* WORK INSTRUCTIONS:
Extract the lines that hold the string "Convert".

━━━ DATA FOR PROCESSING ━━━

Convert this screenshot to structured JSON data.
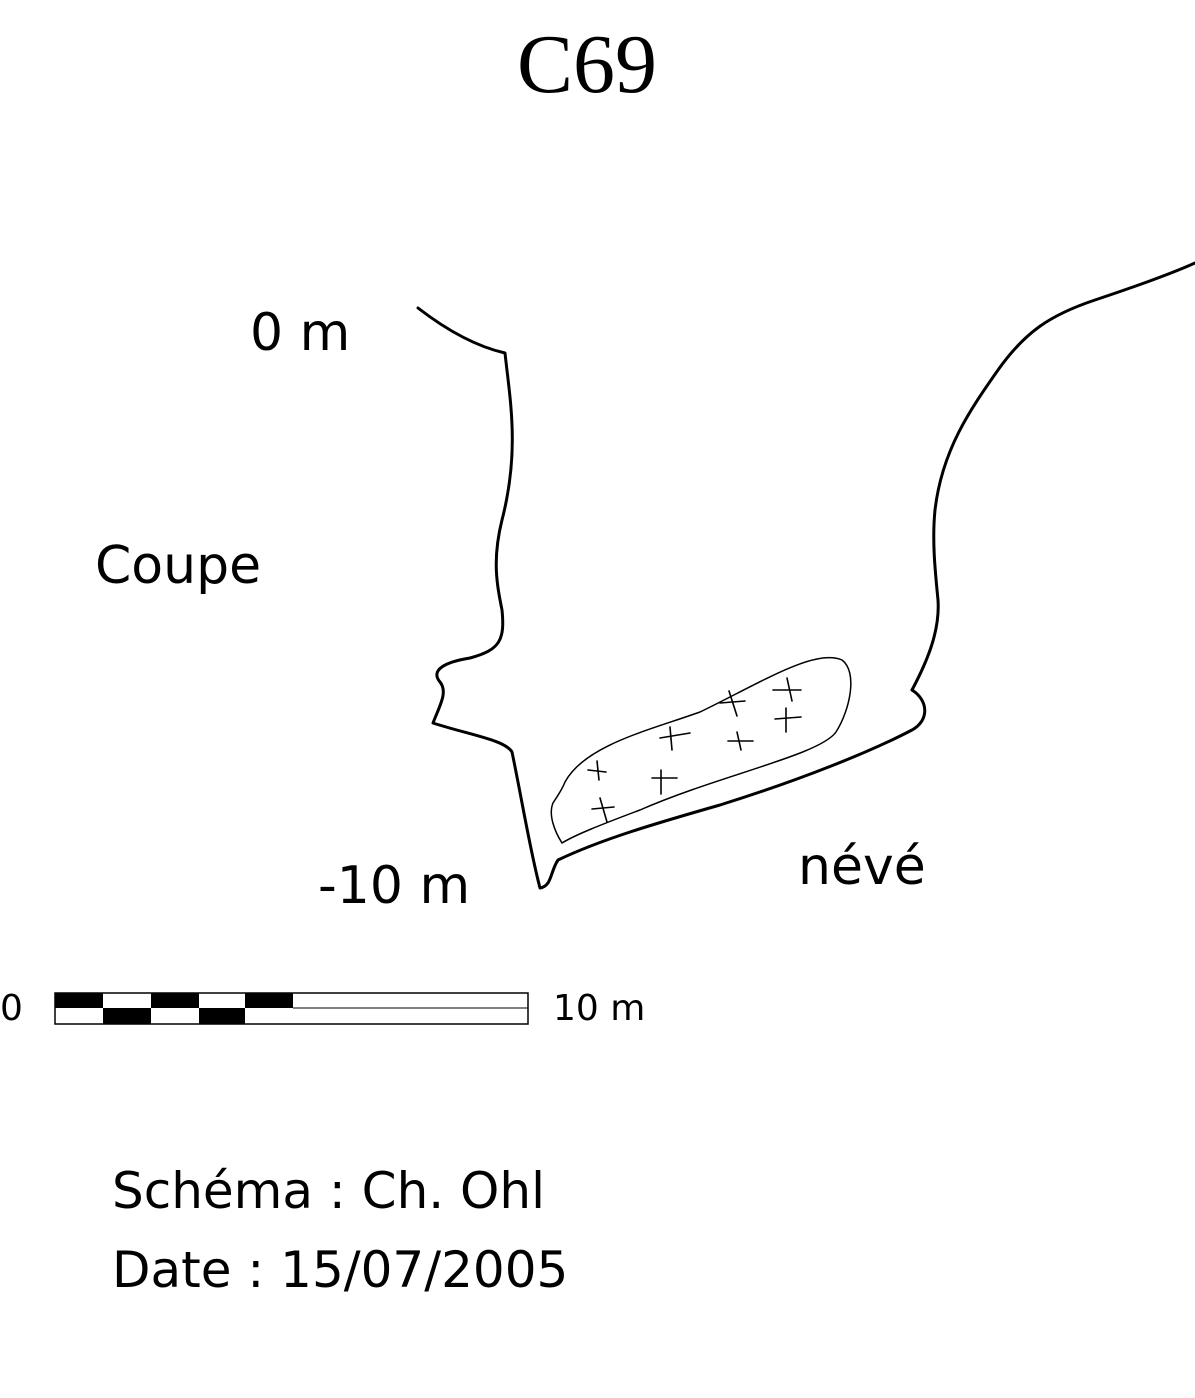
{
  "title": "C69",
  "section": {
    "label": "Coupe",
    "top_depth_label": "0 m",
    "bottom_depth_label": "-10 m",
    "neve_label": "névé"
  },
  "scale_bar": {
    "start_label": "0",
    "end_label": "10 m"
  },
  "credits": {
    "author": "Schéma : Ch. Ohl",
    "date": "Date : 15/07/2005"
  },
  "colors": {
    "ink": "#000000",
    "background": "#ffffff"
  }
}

━━━
━━━ DATA FOR PROCESSING ━━━

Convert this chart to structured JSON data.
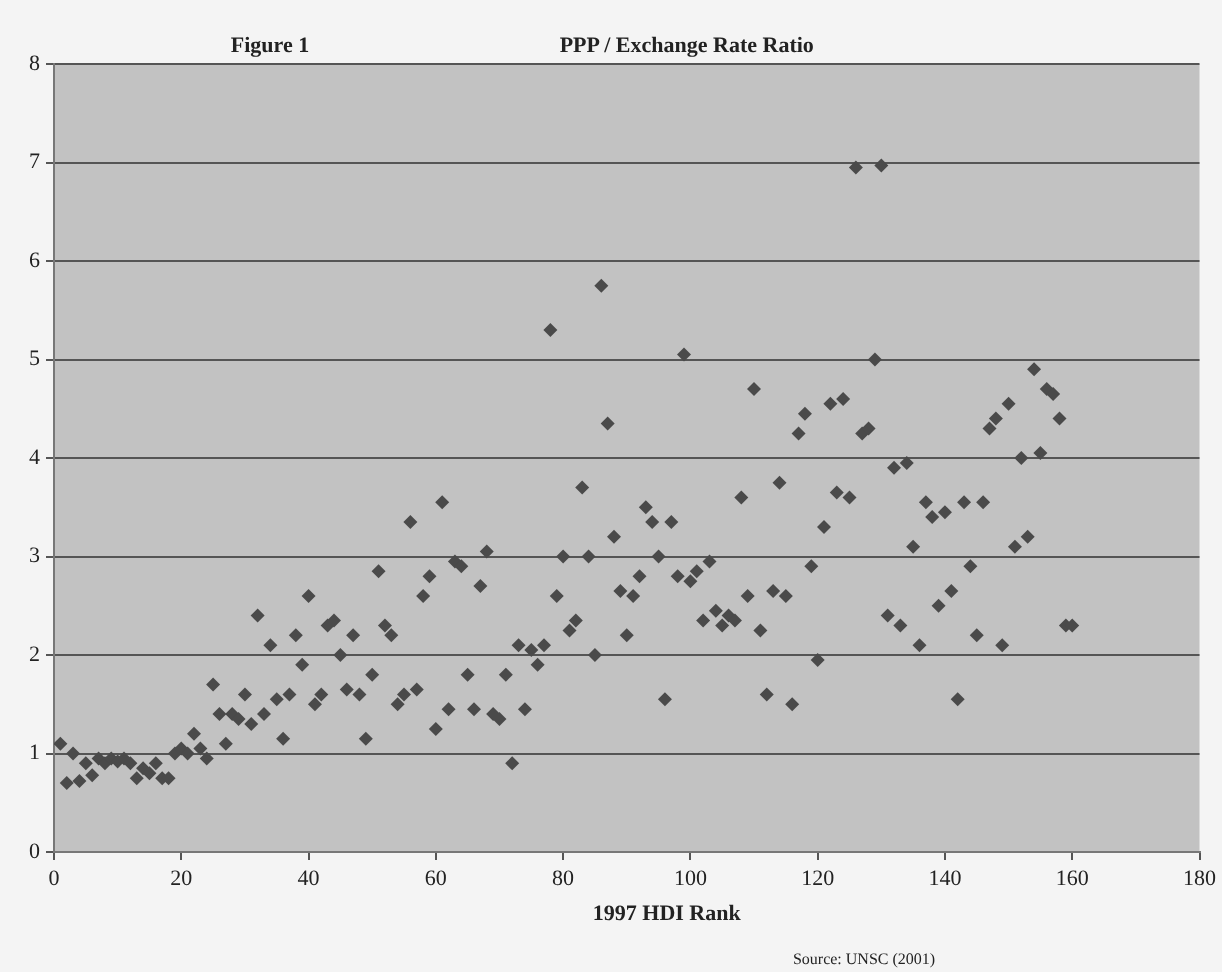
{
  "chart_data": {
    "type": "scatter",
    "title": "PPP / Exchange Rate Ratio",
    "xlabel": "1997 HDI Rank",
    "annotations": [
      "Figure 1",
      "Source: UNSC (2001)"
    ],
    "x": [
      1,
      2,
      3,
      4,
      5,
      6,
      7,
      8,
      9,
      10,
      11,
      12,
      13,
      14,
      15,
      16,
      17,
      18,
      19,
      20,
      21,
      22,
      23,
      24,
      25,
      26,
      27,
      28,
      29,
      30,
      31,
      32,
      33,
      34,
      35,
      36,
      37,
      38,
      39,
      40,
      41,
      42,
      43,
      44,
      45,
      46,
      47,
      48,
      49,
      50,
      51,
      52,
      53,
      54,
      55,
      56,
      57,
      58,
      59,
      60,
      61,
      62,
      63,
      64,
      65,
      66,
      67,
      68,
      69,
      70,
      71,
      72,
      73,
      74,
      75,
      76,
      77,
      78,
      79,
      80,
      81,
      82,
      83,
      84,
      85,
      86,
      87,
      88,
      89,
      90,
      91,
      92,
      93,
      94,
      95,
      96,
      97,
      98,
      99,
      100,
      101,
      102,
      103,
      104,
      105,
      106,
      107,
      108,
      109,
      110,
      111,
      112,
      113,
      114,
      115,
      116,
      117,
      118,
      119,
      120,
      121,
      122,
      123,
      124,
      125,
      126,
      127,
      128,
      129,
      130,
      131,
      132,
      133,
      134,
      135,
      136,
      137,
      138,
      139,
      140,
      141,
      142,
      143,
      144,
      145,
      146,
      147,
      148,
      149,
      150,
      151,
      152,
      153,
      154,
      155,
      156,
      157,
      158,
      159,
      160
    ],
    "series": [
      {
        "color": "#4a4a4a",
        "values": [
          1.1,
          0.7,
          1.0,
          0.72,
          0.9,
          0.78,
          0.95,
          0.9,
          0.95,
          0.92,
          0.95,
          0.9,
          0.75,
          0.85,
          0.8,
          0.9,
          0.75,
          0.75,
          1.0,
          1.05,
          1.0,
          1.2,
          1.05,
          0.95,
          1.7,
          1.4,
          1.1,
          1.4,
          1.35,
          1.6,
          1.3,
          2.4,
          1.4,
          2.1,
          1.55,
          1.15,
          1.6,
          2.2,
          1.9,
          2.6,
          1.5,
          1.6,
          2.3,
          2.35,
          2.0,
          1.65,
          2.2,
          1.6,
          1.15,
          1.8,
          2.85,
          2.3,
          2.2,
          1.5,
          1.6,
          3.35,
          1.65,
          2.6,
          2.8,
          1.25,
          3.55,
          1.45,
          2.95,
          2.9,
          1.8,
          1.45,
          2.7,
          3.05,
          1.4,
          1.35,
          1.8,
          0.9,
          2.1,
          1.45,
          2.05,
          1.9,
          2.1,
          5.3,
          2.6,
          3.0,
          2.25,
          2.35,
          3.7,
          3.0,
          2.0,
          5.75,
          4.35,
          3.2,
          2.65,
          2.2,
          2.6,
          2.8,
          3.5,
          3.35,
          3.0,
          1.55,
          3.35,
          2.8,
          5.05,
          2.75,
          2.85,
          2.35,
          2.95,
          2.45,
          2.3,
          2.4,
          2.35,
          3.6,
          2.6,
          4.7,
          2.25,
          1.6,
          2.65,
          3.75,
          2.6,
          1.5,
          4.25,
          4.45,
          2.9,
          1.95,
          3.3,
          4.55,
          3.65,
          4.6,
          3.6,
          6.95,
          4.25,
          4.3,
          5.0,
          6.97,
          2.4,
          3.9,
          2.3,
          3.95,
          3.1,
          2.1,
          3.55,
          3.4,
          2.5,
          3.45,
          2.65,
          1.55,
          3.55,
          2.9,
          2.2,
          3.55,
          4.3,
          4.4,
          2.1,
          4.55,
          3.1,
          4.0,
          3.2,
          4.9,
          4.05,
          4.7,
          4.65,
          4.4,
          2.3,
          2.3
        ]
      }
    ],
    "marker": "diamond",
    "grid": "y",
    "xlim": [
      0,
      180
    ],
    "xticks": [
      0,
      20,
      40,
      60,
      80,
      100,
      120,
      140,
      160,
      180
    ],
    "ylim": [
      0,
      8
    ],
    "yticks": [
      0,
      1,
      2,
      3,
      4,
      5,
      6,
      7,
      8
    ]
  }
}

━━━

* SOLUTION FOR THIS TASK:
Convert this screenshot to structured JSON data.
Convert this chart to structured JSON data.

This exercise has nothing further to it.